Written problem: Reproduce each line of the listing exactly.

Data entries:
###

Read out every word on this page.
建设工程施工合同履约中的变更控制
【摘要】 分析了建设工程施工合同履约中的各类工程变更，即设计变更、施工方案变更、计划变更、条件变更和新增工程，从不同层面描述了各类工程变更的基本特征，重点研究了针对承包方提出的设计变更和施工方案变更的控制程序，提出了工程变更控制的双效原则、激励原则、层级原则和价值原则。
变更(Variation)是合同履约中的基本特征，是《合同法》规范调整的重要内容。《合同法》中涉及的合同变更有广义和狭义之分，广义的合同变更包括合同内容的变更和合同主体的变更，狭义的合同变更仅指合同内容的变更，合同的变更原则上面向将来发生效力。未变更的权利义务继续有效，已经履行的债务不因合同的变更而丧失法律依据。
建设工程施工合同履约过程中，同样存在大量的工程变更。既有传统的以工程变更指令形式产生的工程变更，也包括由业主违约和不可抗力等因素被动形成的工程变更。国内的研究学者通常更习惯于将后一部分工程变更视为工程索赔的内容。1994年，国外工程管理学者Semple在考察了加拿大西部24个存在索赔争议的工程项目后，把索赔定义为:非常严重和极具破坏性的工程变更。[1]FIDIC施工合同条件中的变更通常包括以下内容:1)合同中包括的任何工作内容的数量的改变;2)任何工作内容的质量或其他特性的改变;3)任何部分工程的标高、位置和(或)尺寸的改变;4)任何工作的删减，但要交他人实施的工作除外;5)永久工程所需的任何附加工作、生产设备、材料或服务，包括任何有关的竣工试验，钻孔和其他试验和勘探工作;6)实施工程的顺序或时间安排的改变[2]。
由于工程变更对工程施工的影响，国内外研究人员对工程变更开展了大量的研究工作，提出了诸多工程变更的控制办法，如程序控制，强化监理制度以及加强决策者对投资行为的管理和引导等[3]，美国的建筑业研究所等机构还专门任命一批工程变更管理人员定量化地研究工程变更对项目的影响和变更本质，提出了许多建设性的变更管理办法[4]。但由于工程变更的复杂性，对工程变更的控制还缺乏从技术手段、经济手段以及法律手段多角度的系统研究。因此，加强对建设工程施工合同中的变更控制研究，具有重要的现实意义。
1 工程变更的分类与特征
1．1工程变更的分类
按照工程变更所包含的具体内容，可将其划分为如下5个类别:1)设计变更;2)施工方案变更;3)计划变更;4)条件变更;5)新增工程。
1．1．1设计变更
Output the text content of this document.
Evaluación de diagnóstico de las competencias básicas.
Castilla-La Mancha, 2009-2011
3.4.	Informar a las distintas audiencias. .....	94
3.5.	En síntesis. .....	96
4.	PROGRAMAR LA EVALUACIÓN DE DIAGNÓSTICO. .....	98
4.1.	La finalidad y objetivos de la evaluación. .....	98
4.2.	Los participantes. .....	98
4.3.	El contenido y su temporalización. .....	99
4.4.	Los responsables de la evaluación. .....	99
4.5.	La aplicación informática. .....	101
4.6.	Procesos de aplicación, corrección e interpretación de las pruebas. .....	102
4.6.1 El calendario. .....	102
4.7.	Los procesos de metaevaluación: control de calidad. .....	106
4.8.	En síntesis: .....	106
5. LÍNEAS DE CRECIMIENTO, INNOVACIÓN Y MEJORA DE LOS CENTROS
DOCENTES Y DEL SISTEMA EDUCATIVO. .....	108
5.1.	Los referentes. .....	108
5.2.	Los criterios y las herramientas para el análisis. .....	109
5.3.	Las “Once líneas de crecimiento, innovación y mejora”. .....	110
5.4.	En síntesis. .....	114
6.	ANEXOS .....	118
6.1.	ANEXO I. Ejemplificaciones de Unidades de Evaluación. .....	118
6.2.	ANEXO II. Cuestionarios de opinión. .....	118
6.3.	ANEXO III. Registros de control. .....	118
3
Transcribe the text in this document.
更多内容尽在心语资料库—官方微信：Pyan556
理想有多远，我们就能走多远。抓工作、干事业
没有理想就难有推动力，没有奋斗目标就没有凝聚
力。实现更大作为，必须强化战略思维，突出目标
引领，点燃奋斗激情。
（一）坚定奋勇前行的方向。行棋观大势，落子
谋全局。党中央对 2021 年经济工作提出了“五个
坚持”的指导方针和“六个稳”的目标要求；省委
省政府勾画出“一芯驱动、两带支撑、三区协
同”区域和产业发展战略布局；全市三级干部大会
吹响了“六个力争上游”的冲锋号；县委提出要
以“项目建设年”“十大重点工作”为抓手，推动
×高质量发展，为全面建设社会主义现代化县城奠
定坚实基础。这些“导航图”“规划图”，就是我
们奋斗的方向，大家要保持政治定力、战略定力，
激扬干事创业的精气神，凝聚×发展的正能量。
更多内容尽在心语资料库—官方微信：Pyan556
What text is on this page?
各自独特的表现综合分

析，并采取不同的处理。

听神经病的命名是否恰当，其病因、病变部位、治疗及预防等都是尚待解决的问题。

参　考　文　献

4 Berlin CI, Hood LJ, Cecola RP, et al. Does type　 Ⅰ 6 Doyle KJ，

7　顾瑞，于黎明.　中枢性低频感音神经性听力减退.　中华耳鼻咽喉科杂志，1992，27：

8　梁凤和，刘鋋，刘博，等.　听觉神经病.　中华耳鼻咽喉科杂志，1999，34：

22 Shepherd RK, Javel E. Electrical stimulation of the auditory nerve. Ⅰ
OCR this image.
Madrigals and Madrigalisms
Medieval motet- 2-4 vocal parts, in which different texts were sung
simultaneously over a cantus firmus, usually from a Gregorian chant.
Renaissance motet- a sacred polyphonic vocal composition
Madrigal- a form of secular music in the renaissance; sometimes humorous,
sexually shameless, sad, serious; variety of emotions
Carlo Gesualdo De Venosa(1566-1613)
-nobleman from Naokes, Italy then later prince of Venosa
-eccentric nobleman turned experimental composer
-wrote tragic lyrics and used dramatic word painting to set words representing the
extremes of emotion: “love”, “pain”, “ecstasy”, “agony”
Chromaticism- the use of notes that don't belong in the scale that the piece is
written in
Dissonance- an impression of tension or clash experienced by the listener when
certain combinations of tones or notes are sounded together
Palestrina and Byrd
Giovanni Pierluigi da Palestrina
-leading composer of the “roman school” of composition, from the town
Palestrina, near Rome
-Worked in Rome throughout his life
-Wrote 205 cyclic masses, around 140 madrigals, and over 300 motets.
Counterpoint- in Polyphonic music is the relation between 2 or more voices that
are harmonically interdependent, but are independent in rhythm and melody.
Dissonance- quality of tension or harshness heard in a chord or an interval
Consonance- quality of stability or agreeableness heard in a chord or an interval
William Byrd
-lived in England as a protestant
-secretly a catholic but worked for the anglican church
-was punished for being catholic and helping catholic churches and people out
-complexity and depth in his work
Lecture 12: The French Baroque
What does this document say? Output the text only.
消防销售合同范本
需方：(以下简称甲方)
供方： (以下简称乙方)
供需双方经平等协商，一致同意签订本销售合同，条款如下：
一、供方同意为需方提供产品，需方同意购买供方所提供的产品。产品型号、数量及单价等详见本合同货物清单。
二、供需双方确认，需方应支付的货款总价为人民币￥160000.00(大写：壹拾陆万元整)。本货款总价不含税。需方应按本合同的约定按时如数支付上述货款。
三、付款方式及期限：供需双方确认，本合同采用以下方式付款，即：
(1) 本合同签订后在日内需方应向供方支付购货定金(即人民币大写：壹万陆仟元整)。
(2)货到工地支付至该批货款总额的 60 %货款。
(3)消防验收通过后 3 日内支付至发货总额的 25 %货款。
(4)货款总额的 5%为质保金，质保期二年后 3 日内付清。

###

Result for this task:
Read out every word on this page.
建设工程施工合同履约中的变更控制
【摘要】 分析了建设工程施工合同履约中的各类工程变更，即设计变更、施工方案变更、计划变更、条件变更和新增工程，从不同层面描述了各类工程变更的基本特征，重点研究了针对承包方提出的设计变更和施工方案变更的控制程序，提出了工程变更控制的双效原则、激励原则、层级原则和价值原则。
变更(Variation)是合同履约中的基本特征，是《合同法》规范调整的重要内容。《合同法》中涉及的合同变更有广义和狭义之分，广义的合同变更包括合同内容的变更和合同主体的变更，狭义的合同变更仅指合同内容的变更，合同的变更原则上面向将来发生效力。未变更的权利义务继续有效，已经履行的债务不因合同的变更而丧失法律依据。
建设工程施工合同履约过程中，同样存在大量的工程变更。既有传统的以工程变更指令形式产生的工程变更，也包括由业主违约和不可抗力等因素被动形成的工程变更。国内的研究学者通常更习惯于将后一部分工程变更视为工程索赔的内容。1994年，国外工程管理学者Semple在考察了加拿大西部24个存在索赔争议的工程项目后，把索赔定义为:非常严重和极具破坏性的工程变更。[1]FIDIC施工合同条件中的变更通常包括以下内容:1)合同中包括的任何工作内容的数量的改变;2)任何工作内容的质量或其他特性的改变;3)任何部分工程的标高、位置和(或)尺寸的改变;4)任何工作的删减，但要交他人实施的工作除外;5)永久工程所需的任何附加工作、生产设备、材料或服务，包括任何有关的竣工试验，钻孔和其他试验和勘探工作;6)实施工程的顺序或时间安排的改变[2]。
由于工程变更对工程施工的影响，国内外研究人员对工程变更开展了大量的研究工作，提出了诸多工程变更的控制办法，如程序控制，强化监理制度以及加强决策者对投资行为的管理和引导等[3]，美国的建筑业研究所等机构还专门任命一批工程变更管理人员定量化地研究工程变更对项目的影响和变更本质，提出了许多建设性的变更管理办法[4]。但由于工程变更的复杂性，对工程变更的控制还缺乏从技术手段、经济手段以及法律手段多角度的系统研究。因此，加强对建设工程施工合同中的变更控制研究，具有重要的现实意义。
1 工程变更的分类与特征
1．1工程变更的分类
按照工程变更所包含的具体内容，可将其划分为如下5个类别:1)设计变更;2)施工方案变更;3)计划变更;4)条件变更;5)新增工程。
1．1．1设计变更
Output the text content of this document.
Evaluación de diagnóstico de las competencias básicas.
Castilla-La Mancha, 2009-2011
3.4.	Informar a las distintas audiencias. .....	94
3.5.	En síntesis. .....	96
4.	PROGRAMAR LA EVALUACIÓN DE DIAGNÓSTICO. .....	98
4.1.	La finalidad y objetivos de la evaluación. .....	98
4.2.	Los participantes. .....	98
4.3.	El contenido y su temporalización. .....	99
4.4.	Los responsables de la evaluación. .....	99
4.5.	La aplicación informática. .....	101
4.6.	Procesos de aplicación, corrección e interpretación de las pruebas. .....	102
4.6.1 El calendario. .....	102
4.7.	Los procesos de metaevaluación: control de calidad. .....	106
4.8.	En síntesis: .....	106
5. LÍNEAS DE CRECIMIENTO, INNOVACIÓN Y MEJORA DE LOS CENTROS
DOCENTES Y DEL SISTEMA EDUCATIVO. .....	108
5.1.	Los referentes. .....	108
5.2.	Los criterios y las herramientas para el análisis. .....	109
5.3.	Las “Once líneas de crecimiento, innovación y mejora”. .....	110
5.4.	En síntesis. .....	114
6.	ANEXOS .....	118
6.1.	ANEXO I. Ejemplificaciones de Unidades de Evaluación. .....	118
6.2.	ANEXO II. Cuestionarios de opinión. .....	118
6.3.	ANEXO III. Registros de control. .....	118
3
Transcribe the text in this document.
更多内容尽在心语资料库—官方微信：Pyan556
理想有多远，我们就能走多远。抓工作、干事业
没有理想就难有推动力，没有奋斗目标就没有凝聚
力。实现更大作为，必须强化战略思维，突出目标
引领，点燃奋斗激情。
（一）坚定奋勇前行的方向。行棋观大势，落子
谋全局。党中央对 2021 年经济工作提出了“五个
坚持”的指导方针和“六个稳”的目标要求；省委
省政府勾画出“一芯驱动、两带支撑、三区协
同”区域和产业发展战略布局；全市三级干部大会
吹响了“六个力争上游”的冲锋号；县委提出要
以“项目建设年”“十大重点工作”为抓手，推动
×高质量发展，为全面建设社会主义现代化县城奠
定坚实基础。这些“导航图”“规划图”，就是我
们奋斗的方向，大家要保持政治定力、战略定力，
激扬干事创业的精气神，凝聚×发展的正能量。
更多内容尽在心语资料库—官方微信：Pyan556
What text is on this page?
各自独特的表现综合分

析，并采取不同的处理。

听神经病的命名是否恰当，其病因、病变部位、治疗及预防等都是尚待解决的问题。

参　考　文　献

4 Berlin CI, Hood LJ, Cecola RP, et al. Does type　 Ⅰ 6 Doyle KJ，

7　顾瑞，于黎明.　中枢性低频感音神经性听力减退.　中华耳鼻咽喉科杂志，1992，27：

8　梁凤和，刘鋋，刘博，等.　听觉神经病.　中华耳鼻咽喉科杂志，1999，34：

22 Shepherd RK, Javel E. Electrical stimulation of the auditory nerve. Ⅰ
OCR this image.
Madrigals and Madrigalisms
Medieval motet- 2-4 vocal parts, in which different texts were sung
simultaneously over a cantus firmus, usually from a Gregorian chant.
Renaissance motet- a sacred polyphonic vocal composition
Madrigal- a form of secular music in the renaissance; sometimes humorous,
sexually shameless, sad, serious; variety of emotions
Carlo Gesualdo De Venosa(1566-1613)
-nobleman from Naokes, Italy then later prince of Venosa
-eccentric nobleman turned experimental composer
-wrote tragic lyrics and used dramatic word painting to set words representing the
extremes of emotion: “love”, “pain”, “ecstasy”, “agony”
Chromaticism- the use of notes that don't belong in the scale that the piece is
written in
Dissonance- an impression of tension or clash experienced by the listener when
certain combinations of tones or notes are sounded together
Palestrina and Byrd
Giovanni Pierluigi da Palestrina
-leading composer of the “roman school” of composition, from the town
Palestrina, near Rome
-Worked in Rome throughout his life
-Wrote 205 cyclic masses, around 140 madrigals, and over 300 motets.
Counterpoint- in Polyphonic music is the relation between 2 or more voices that
are harmonically interdependent, but are independent in rhythm and melody.
Dissonance- quality of tension or harshness heard in a chord or an interval
Consonance- quality of stability or agreeableness heard in a chord or an interval
William Byrd
-lived in England as a protestant
-secretly a catholic but worked for the anglican church
-was punished for being catholic and helping catholic churches and people out
-complexity and depth in his work
Lecture 12: The French Baroque
What does this document say? Output the text only.
消防销售合同范本
需方：(以下简称甲方)
供方： (以下简称乙方)
供需双方经平等协商，一致同意签订本销售合同，条款如下：
一、供方同意为需方提供产品，需方同意购买供方所提供的产品。产品型号、数量及单价等详见本合同货物清单。
二、供需双方确认，需方应支付的货款总价为人民币￥160000.00(大写：壹拾陆万元整)。本货款总价不含税。需方应按本合同的约定按时如数支付上述货款。
三、付款方式及期限：供需双方确认，本合同采用以下方式付款，即：
(1) 本合同签订后在日内需方应向供方支付购货定金(即人民币大写：壹万陆仟元整)。
(2)货到工地支付至该批货款总额的 60 %货款。
(3)消防验收通过后 3 日内支付至发货总额的 25 %货款。
(4)货款总额的 5%为质保金，质保期二年后 3 日内付清。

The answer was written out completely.